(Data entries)
>> start
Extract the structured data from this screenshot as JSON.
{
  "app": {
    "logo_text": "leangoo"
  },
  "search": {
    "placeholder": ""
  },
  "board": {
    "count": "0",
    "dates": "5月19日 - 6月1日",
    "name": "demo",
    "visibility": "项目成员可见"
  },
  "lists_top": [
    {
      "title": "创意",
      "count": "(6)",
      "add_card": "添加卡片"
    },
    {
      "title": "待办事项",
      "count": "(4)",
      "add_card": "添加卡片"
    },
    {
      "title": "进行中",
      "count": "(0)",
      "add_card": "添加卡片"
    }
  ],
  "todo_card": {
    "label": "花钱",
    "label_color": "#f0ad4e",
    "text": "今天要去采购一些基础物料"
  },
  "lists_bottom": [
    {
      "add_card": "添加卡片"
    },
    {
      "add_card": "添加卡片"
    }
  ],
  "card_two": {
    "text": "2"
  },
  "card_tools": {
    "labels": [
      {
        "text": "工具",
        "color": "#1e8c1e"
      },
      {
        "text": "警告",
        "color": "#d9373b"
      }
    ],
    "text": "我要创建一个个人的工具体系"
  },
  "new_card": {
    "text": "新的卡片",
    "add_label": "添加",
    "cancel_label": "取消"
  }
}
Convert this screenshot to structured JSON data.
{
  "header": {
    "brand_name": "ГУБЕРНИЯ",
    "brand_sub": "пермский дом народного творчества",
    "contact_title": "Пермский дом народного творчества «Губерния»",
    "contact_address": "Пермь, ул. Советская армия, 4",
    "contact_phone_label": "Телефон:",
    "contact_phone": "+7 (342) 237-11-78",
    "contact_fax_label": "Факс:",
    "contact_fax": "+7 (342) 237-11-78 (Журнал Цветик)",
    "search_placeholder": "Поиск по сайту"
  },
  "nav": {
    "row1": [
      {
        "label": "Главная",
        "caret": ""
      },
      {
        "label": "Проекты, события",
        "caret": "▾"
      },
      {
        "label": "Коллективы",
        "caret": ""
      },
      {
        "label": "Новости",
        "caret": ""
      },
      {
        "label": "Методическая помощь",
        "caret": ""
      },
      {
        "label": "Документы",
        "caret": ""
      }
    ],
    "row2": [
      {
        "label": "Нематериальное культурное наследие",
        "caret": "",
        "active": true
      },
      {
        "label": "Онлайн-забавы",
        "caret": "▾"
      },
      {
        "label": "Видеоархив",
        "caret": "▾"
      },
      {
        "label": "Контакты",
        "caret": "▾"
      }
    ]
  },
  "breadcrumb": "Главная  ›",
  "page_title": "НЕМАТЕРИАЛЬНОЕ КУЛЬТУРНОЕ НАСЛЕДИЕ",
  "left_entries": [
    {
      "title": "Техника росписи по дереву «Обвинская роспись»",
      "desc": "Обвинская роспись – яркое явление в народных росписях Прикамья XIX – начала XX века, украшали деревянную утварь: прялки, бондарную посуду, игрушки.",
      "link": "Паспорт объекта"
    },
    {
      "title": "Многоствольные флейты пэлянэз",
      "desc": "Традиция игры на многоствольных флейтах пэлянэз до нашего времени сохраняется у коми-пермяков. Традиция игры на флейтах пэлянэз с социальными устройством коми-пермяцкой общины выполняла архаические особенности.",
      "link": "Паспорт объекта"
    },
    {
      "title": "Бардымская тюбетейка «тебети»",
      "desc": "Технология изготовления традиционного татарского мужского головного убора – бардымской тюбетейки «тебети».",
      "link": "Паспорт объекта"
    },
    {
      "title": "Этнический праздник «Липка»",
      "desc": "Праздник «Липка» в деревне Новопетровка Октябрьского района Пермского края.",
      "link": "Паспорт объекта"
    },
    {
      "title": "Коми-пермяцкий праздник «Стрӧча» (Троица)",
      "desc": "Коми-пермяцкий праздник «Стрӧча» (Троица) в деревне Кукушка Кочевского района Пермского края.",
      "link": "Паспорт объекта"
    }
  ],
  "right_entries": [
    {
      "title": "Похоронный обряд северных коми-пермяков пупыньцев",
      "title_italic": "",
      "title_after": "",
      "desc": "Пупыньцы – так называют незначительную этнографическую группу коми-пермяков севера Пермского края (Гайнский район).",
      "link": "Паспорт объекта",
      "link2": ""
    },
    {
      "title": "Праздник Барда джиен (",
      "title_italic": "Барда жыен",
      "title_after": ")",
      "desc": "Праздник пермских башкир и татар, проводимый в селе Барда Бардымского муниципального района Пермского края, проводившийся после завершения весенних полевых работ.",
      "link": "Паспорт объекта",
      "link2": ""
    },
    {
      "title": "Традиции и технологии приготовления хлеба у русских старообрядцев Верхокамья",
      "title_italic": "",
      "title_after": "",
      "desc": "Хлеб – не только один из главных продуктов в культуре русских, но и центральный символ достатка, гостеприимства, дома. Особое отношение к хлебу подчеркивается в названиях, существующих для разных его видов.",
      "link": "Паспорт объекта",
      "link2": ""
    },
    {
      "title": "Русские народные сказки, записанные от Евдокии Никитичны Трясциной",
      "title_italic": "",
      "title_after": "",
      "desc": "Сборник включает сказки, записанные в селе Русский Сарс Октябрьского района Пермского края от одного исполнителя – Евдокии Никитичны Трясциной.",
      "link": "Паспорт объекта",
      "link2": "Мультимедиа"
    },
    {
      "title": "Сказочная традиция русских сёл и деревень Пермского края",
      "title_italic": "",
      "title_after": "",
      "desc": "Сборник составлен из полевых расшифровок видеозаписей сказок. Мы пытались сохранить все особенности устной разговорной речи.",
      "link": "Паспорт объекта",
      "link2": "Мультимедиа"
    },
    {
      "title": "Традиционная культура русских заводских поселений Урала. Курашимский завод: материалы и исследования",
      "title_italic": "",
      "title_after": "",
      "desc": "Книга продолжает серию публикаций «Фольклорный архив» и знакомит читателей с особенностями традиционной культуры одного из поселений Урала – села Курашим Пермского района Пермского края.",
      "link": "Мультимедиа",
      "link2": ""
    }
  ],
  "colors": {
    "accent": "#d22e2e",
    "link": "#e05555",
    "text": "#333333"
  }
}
>> end
## [What to work on]
Extract each line of the listing above, copying it word for word.

## [In response]
Extract the structured data from this screenshot as JSON.
{
  "app": {
    "logo_text": "leangoo"
  },
  "search": {
    "placeholder": ""
  },
  "board": {
    "count": "0",
    "dates": "5月19日 - 6月1日",
    "name": "demo",
    "visibility": "项目成员可见"
  },
  "lists_top": [
    {
      "title": "创意",
      "count": "(6)",
      "add_card": "添加卡片"
    },
    {
      "title": "待办事项",
      "count": "(4)",
      "add_card": "添加卡片"
    },
    {
      "title": "进行中",
      "count": "(0)",
      "add_card": "添加卡片"
    }
  ],
  "todo_card": {
    "label": "花钱",
    "label_color": "#f0ad4e",
    "text": "今天要去采购一些基础物料"
  },
  "lists_bottom": [
    {
      "add_card": "添加卡片"
    },
    {
      "add_card": "添加卡片"
    }
  ],
  "card_two": {
    "text": "2"
  },
  "card_tools": {
    "labels": [
      {
        "text": "工具",
        "color": "#1e8c1e"
      },
      {
        "text": "警告",
        "color": "#d9373b"
      }
    ],
    "text": "我要创建一个个人的工具体系"
  },
  "new_card": {
    "text": "新的卡片",
    "add_label": "添加",
    "cancel_label": "取消"
  }
}
Convert this screenshot to structured JSON data.
{
  "header": {
    "brand_name": "ГУБЕРНИЯ",
    "brand_sub": "пермский дом народного творчества",
    "contact_title": "Пермский дом народного творчества «Губерния»",
    "contact_address": "Пермь, ул. Советская армия, 4",
    "contact_phone_label": "Телефон:",
    "contact_phone": "+7 (342) 237-11-78",
    "contact_fax_label": "Факс:",
    "contact_fax": "+7 (342) 237-11-78 (Журнал Цветик)",
    "search_placeholder": "Поиск по сайту"
  },
  "nav": {
    "row1": [
      {
        "label": "Главная",
        "caret": ""
      },
      {
        "label": "Проекты, события",
        "caret": "▾"
      },
      {
        "label": "Коллективы",
        "caret": ""
      },
      {
        "label": "Новости",
        "caret": ""
      },
      {
        "label": "Методическая помощь",
        "caret": ""
      },
      {
        "label": "Документы",
        "caret": ""
      }
    ],
    "row2": [
      {
        "label": "Нематериальное культурное наследие",
        "caret": "",
        "active": true
      },
      {
        "label": "Онлайн-забавы",
        "caret": "▾"
      },
      {
        "label": "Видеоархив",
        "caret": "▾"
      },
      {
        "label": "Контакты",
        "caret": "▾"
      }
    ]
  },
  "breadcrumb": "Главная  ›",
  "page_title": "НЕМАТЕРИАЛЬНОЕ КУЛЬТУРНОЕ НАСЛЕДИЕ",
  "left_entries": [
    {
      "title": "Техника росписи по дереву «Обвинская роспись»",
      "desc": "Обвинская роспись – яркое явление в народных росписях Прикамья XIX – начала XX века, украшали деревянную утварь: прялки, бондарную посуду, игрушки.",
      "link": "Паспорт объекта"
    },
    {
      "title": "Многоствольные флейты пэлянэз",
      "desc": "Традиция игры на многоствольных флейтах пэлянэз до нашего времени сохраняется у коми-пермяков. Традиция игры на флейтах пэлянэз с социальными устройством коми-пермяцкой общины выполняла архаические особенности.",
      "link": "Паспорт объекта"
    },
    {
      "title": "Бардымская тюбетейка «тебети»",
      "desc": "Технология изготовления традиционного татарского мужского головного убора – бардымской тюбетейки «тебети».",
      "link": "Паспорт объекта"
    },
    {
      "title": "Этнический праздник «Липка»",
      "desc": "Праздник «Липка» в деревне Новопетровка Октябрьского района Пермского края.",
      "link": "Паспорт объекта"
    },
    {
      "title": "Коми-пермяцкий праздник «Стрӧча» (Троица)",
      "desc": "Коми-пермяцкий праздник «Стрӧча» (Троица) в деревне Кукушка Кочевского района Пермского края.",
      "link": "Паспорт объекта"
    }
  ],
  "right_entries": [
    {
      "title": "Похоронный обряд северных коми-пермяков пупыньцев",
      "title_italic": "",
      "title_after": "",
      "desc": "Пупыньцы – так называют незначительную этнографическую группу коми-пермяков севера Пермского края (Гайнский район).",
      "link": "Паспорт объекта",
      "link2": ""
    },
    {
      "title": "Праздник Барда джиен (",
      "title_italic": "Барда жыен",
      "title_after": ")",
      "desc": "Праздник пермских башкир и татар, проводимый в селе Барда Бардымского муниципального района Пермского края, проводившийся после завершения весенних полевых работ.",
      "link": "Паспорт объекта",
      "link2": ""
    },
    {
      "title": "Традиции и технологии приготовления хлеба у русских старообрядцев Верхокамья",
      "title_italic": "",
      "title_after": "",
      "desc": "Хлеб – не только один из главных продуктов в культуре русских, но и центральный символ достатка, гостеприимства, дома. Особое отношение к хлебу подчеркивается в названиях, существующих для разных его видов.",
      "link": "Паспорт объекта",
      "link2": ""
    },
    {
      "title": "Русские народные сказки, записанные от Евдокии Никитичны Трясциной",
      "title_italic": "",
      "title_after": "",
      "desc": "Сборник включает сказки, записанные в селе Русский Сарс Октябрьского района Пермского края от одного исполнителя – Евдокии Никитичны Трясциной.",
      "link": "Паспорт объекта",
      "link2": "Мультимедиа"
    },
    {
      "title": "Сказочная традиция русских сёл и деревень Пермского края",
      "title_italic": "",
      "title_after": "",
      "desc": "Сборник составлен из полевых расшифровок видеозаписей сказок. Мы пытались сохранить все особенности устной разговорной речи.",
      "link": "Паспорт объекта",
      "link2": "Мультимедиа"
    },
    {
      "title": "Традиционная культура русских заводских поселений Урала. Курашимский завод: материалы и исследования",
      "title_italic": "",
      "title_after": "",
      "desc": "Книга продолжает серию публикаций «Фольклорный архив» и знакомит читателей с особенностями традиционной культуры одного из поселений Урала – села Курашим Пермского района Пермского края.",
      "link": "Мультимедиа",
      "link2": ""
    }
  ],
  "colors": {
    "accent": "#d22e2e",
    "link": "#e05555",
    "text": "#333333"
  }
}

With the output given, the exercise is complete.